Quoted passage —
□ □ □ □ □ □ □
2019 – Defeated Delaware State 4–3, Pikeville 4–1, Stephen F. Austin 4–1, and Delaware State 4–3; lost to Robert Morris–Illinois 3–2 (best-of-five championship match)

2020 – Not held due to the COVID-19 pandemic

2021 – Defeated Newman 4–3; lost to North Carolina A&T 4.5–2.5; advanced through contender’s bracket with wins over Stephen F. Austin 4–1, Newman 4–0, and Mount Mercy 4.5–3.5; eliminated by North Carolina A&T 4.5–1.5 (semifinals)

2022 – Lost to Delaware State 4–1; defeated SCAD Savannah 4–0; eliminated by Mount St. Mary’s 4–0

2023 – Defeated Webber International 4–2, St. Francis (IL) 4–1, Stephen F. Austin 4–2, and North Carolina A&T 4–3; defeated Maryville 3–2 in the championship match to win the ITC title

==== NCAA Championships Results ====
Source:

2017 - Defeated University of Nebraska 4–0

2022 - Defeated Stephen F. Austin 4–0

Total National Titles at McKendree:

- Intercollegiate Team Championships: 2 (2017, 2023)
- NCAA Championships: 2 (2017, 2022)
□ □ □ □ □ □ □
Given records —
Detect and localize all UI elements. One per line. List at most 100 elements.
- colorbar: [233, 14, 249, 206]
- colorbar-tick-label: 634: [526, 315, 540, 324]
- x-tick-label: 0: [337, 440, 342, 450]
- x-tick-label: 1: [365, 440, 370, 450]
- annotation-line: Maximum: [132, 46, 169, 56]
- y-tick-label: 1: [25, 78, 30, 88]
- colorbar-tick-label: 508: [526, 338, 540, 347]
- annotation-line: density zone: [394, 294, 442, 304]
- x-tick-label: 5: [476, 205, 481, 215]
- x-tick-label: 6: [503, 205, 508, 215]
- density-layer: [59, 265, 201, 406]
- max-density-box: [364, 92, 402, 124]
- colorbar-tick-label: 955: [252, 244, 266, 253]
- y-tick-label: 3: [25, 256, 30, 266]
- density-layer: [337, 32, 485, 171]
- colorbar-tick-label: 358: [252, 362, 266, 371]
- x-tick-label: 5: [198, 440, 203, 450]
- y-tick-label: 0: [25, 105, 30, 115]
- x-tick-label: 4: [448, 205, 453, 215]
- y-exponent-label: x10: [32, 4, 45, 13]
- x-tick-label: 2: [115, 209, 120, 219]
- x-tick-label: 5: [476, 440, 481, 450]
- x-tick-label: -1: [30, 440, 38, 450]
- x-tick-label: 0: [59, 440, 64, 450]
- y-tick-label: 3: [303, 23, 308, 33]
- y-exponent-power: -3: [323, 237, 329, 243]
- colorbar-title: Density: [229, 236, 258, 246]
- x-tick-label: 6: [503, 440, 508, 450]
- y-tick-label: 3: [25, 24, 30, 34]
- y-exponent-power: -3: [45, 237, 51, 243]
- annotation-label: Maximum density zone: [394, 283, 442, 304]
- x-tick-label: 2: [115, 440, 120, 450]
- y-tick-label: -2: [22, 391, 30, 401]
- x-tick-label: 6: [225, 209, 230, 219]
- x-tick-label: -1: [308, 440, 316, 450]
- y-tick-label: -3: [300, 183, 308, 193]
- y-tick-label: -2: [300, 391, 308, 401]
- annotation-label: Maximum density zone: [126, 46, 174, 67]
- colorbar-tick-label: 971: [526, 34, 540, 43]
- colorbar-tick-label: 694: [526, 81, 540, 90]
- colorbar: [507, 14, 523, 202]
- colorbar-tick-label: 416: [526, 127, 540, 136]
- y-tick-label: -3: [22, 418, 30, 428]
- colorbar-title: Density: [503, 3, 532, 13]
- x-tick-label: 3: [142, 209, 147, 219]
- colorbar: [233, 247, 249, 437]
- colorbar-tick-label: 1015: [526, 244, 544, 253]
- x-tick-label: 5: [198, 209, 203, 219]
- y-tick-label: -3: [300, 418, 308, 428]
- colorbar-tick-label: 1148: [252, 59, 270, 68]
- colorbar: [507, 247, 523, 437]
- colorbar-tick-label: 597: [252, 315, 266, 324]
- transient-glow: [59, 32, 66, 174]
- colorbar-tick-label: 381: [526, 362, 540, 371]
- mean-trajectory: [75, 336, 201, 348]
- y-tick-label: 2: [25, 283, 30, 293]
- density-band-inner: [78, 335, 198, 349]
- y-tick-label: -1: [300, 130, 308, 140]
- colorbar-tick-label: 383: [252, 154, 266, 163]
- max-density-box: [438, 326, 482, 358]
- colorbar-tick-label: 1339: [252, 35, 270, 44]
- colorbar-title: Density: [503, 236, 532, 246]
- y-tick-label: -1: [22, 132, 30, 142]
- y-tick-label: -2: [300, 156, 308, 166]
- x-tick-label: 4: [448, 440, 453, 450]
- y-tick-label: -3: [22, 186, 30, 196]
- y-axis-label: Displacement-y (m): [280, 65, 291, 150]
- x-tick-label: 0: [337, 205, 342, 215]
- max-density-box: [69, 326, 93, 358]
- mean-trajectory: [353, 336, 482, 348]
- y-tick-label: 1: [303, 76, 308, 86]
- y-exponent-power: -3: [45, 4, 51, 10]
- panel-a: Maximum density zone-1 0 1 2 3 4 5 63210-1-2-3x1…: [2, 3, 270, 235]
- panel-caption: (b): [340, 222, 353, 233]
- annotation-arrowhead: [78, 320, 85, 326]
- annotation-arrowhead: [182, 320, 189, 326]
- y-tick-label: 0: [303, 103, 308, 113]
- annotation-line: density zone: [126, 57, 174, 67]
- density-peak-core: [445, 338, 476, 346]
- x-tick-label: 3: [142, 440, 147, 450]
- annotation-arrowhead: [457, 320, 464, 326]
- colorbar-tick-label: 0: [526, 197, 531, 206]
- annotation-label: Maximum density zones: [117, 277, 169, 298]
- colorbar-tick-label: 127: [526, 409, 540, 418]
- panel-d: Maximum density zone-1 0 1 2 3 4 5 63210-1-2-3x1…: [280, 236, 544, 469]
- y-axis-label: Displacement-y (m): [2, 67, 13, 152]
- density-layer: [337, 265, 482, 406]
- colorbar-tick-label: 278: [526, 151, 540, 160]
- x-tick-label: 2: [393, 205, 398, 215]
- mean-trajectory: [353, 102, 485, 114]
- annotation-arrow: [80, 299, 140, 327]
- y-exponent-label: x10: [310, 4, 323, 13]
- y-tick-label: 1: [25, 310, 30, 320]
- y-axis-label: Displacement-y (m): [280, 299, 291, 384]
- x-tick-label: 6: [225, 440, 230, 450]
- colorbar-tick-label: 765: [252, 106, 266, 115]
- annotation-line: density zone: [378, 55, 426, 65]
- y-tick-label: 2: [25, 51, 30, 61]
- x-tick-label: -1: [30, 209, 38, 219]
□ □ □ □ □ □ □
Exercise —
Answer from the McKendree results text above:
(a) Whom did the team defeat in the 2023 championship match, and by what score?
(b) Which opponent did the team beat in 2022 at the NCAA Championships?
(c) Why was the 2020 event not held?

Task answer —
(a) Maryville, 3–2.
(b) Stephen F. Austin, 4–0.
(c) Because of the COVID-19 pandemic.